(Dataset items)
* BEGIN *
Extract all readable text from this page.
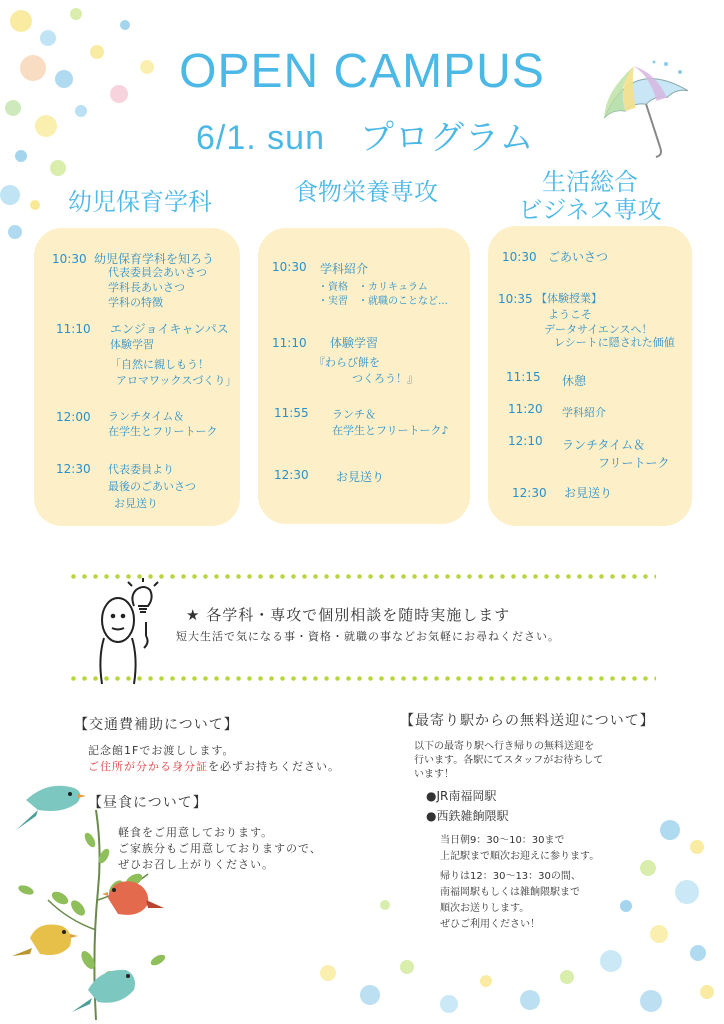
OPEN CAMPUS
6/1. sun　プログラム
幼児保育学科	食物栄養専攻	生活総合
ビジネス専攻
10:30 幼児保育学科を知ろう
代表委員会あいさつ
学科長あいさつ
学科の特徴
11:10 エンジョイキャンパス
体験学習
「自然に親しもう！
アロマワックスづくり」
12:00 ランチタイム＆
在学生とフリートーク
12:30 代表委員より
最後のごあいさつ
お見送り
10:30 学科紹介
・資格　・カリキュラム
・実習　・就職のことなど…
11:10 体験学習
『わらび餅を
つくろう！』
11:55 ランチ＆
在学生とフリートーク♪
12:30 お見送り
10:30 ごあいさつ
10:35 【体験授業】
ようこそ
データサイエンスへ！
レシートに隠された価値
11:15 休憩
11:20 学科紹介
12:10 ランチタイム＆
フリートーク
12:30 お見送り
★ 各学科・専攻で個別相談を随時実施します
短大生活で気になる事・資格・就職の事などお気軽にお尋ねください。
【交通費補助について】
記念館1Fでお渡しします。
ご住所が分かる身分証を必ずお持ちください。
【昼食について】
軽食をご用意しております。
ご家族分もご用意しておりますので、
ぜひお召し上がりください。
【最寄り駅からの無料送迎について】
以下の最寄り駅へ行き帰りの無料送迎を
行います。各駅にてスタッフがお待ちして
います！
●JR南福岡駅
●西鉄雑餉隈駅
当日朝9：30～10：30まで
上記駅まで順次お迎えに参ります。
帰りは12：30～13：30の間、
南福岡駅もしくは雑餉隈駅まで
順次お送りします。
ぜひご利用ください！
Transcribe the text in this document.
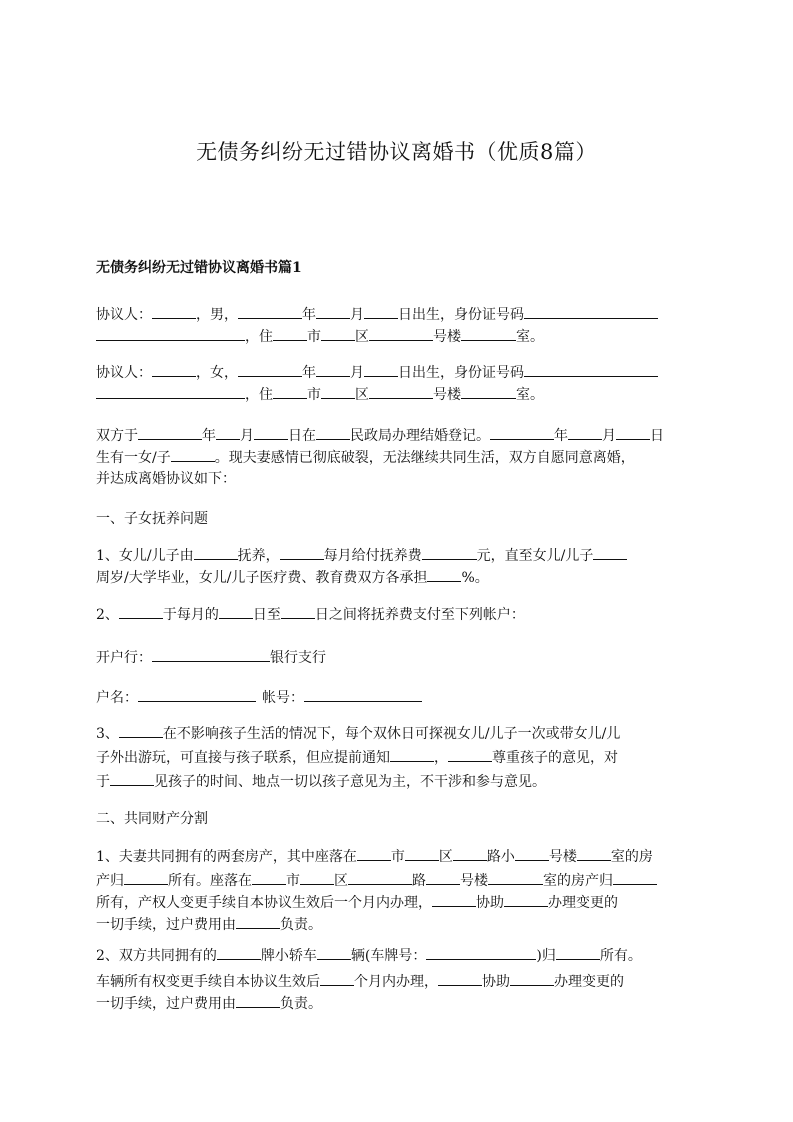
无债务纠纷无过错协议离婚书（优质8篇）
无债务纠纷无过错协议离婚书篇1
协议人：	，男，	年 月 日出生，身份证号码
，住 市 区	号楼	室。
协议人：	，女，	年 月 日出生，身份证号码
，住 市 区	号楼	室。
双方于	年 月 日在 民政局办理结婚登记。	年 月 日
生有一女/子	。现夫妻感情已彻底破裂，无法继续共同生活，双方自愿同意离婚，
并达成离婚协议如下：
一、子女抚养问题
1、女儿/儿子由	抚养，	每月给付抚养费	元，直至女儿/儿子
周岁/大学毕业，女儿/儿子医疗费、教育费双方各承担 %。
2、	于每月的 日至 日之间将抚养费支付至下列帐户：
开户行：	银行支行
户名：	帐号：
3、	在不影响孩子生活的情况下，每个双休日可探视女儿/儿子一次或带女儿/儿
子外出游玩，可直接与孩子联系，但应提前通知	，	尊重孩子的意见，对
于	见孩子的时间、地点一切以孩子意见为主，不干涉和参与意见。
二、共同财产分割
1、夫妻共同拥有的两套房产，其中座落在 市 区 路小 号楼 室的房
产归	所有。座落在 市 区	路 号楼	室的房产归
所有，产权人变更手续自本协议生效后一个月内办理，	协助	办理变更的
一切手续，过户费用由	负责。
2、双方共同拥有的	牌小轿车 辆(车牌号：	)归	所有。
车辆所有权变更手续自本协议生效后 个月内办理，	协助	办理变更的
一切手续，过户费用由	负责。
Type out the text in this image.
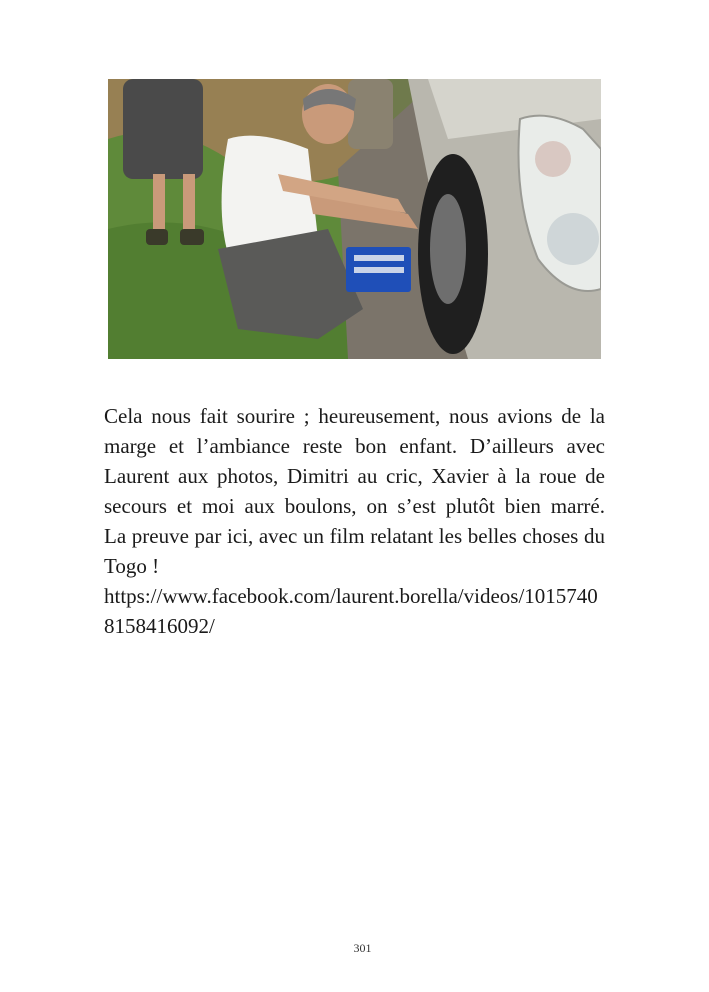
Cela nous fait sourire ; heureusement, nous avions de la marge et l’ambiance reste bon enfant. D’ailleurs avec Laurent aux photos, Dimitri au cric, Xavier à la roue de secours et moi aux boulons, on s’est plutôt bien marré.

La preuve par ici, avec un film relatant les belles choses du Togo !

https://www.facebook.com/laurent.borella/videos/10157408158416092/

301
* END *
§ Exercise prompt: From the material above, reproduce everything verbatim except the pictures.

§ Problem solution:
Extract all readable text from this page.
OPEN CAMPUS
6/1. sun　プログラム
幼児保育学科	食物栄養専攻	生活総合
ビジネス専攻
10:30 幼児保育学科を知ろう
代表委員会あいさつ
学科長あいさつ
学科の特徴
11:10 エンジョイキャンパス
体験学習
「自然に親しもう！
アロマワックスづくり」
12:00 ランチタイム＆
在学生とフリートーク
12:30 代表委員より
最後のごあいさつ
お見送り
10:30 学科紹介
・資格　・カリキュラム
・実習　・就職のことなど…
11:10 体験学習
『わらび餅を
つくろう！』
11:55 ランチ＆
在学生とフリートーク♪
12:30 お見送り
10:30 ごあいさつ
10:35 【体験授業】
ようこそ
データサイエンスへ！
レシートに隠された価値
11:15 休憩
11:20 学科紹介
12:10 ランチタイム＆
フリートーク
12:30 お見送り
★ 各学科・専攻で個別相談を随時実施します
短大生活で気になる事・資格・就職の事などお気軽にお尋ねください。
【交通費補助について】
記念館1Fでお渡しします。
ご住所が分かる身分証を必ずお持ちください。
【昼食について】
軽食をご用意しております。
ご家族分もご用意しておりますので、
ぜひお召し上がりください。
【最寄り駅からの無料送迎について】
以下の最寄り駅へ行き帰りの無料送迎を
行います。各駅にてスタッフがお待ちして
います！
●JR南福岡駅
●西鉄雑餉隈駅
当日朝9：30～10：30まで
上記駅まで順次お迎えに参ります。
帰りは12：30～13：30の間、
南福岡駅もしくは雑餉隈駅まで
順次お送りします。
ぜひご利用ください！
Transcribe the text in this document.
无债务纠纷无过错协议离婚书（优质8篇）
无债务纠纷无过错协议离婚书篇1
协议人：	，男，	年 月 日出生，身份证号码
，住 市 区	号楼	室。
协议人：	，女，	年 月 日出生，身份证号码
，住 市 区	号楼	室。
双方于	年 月 日在 民政局办理结婚登记。	年 月 日
生有一女/子	。现夫妻感情已彻底破裂，无法继续共同生活，双方自愿同意离婚，
并达成离婚协议如下：
一、子女抚养问题
1、女儿/儿子由	抚养，	每月给付抚养费	元，直至女儿/儿子
周岁/大学毕业，女儿/儿子医疗费、教育费双方各承担 %。
2、	于每月的 日至 日之间将抚养费支付至下列帐户：
开户行：	银行支行
户名：	帐号：
3、	在不影响孩子生活的情况下，每个双休日可探视女儿/儿子一次或带女儿/儿
子外出游玩，可直接与孩子联系，但应提前通知	，	尊重孩子的意见，对
于	见孩子的时间、地点一切以孩子意见为主，不干涉和参与意见。
二、共同财产分割
1、夫妻共同拥有的两套房产，其中座落在 市 区 路小 号楼 室的房
产归	所有。座落在 市 区	路 号楼	室的房产归
所有，产权人变更手续自本协议生效后一个月内办理，	协助	办理变更的
一切手续，过户费用由	负责。
2、双方共同拥有的	牌小轿车 辆(车牌号：	)归	所有。
车辆所有权变更手续自本协议生效后 个月内办理，	协助	办理变更的
一切手续，过户费用由	负责。
Type out the text in this image.
Cela nous fait sourire ; heureusement, nous avions de la marge et l’ambiance reste bon enfant. D’ailleurs avec Laurent aux photos, Dimitri au cric, Xavier à la roue de secours et moi aux boulons, on s’est plutôt bien marré.

La preuve par ici, avec un film relatant les belles choses du Togo !

https://www.facebook.com/laurent.borella/videos/10157408158416092/

301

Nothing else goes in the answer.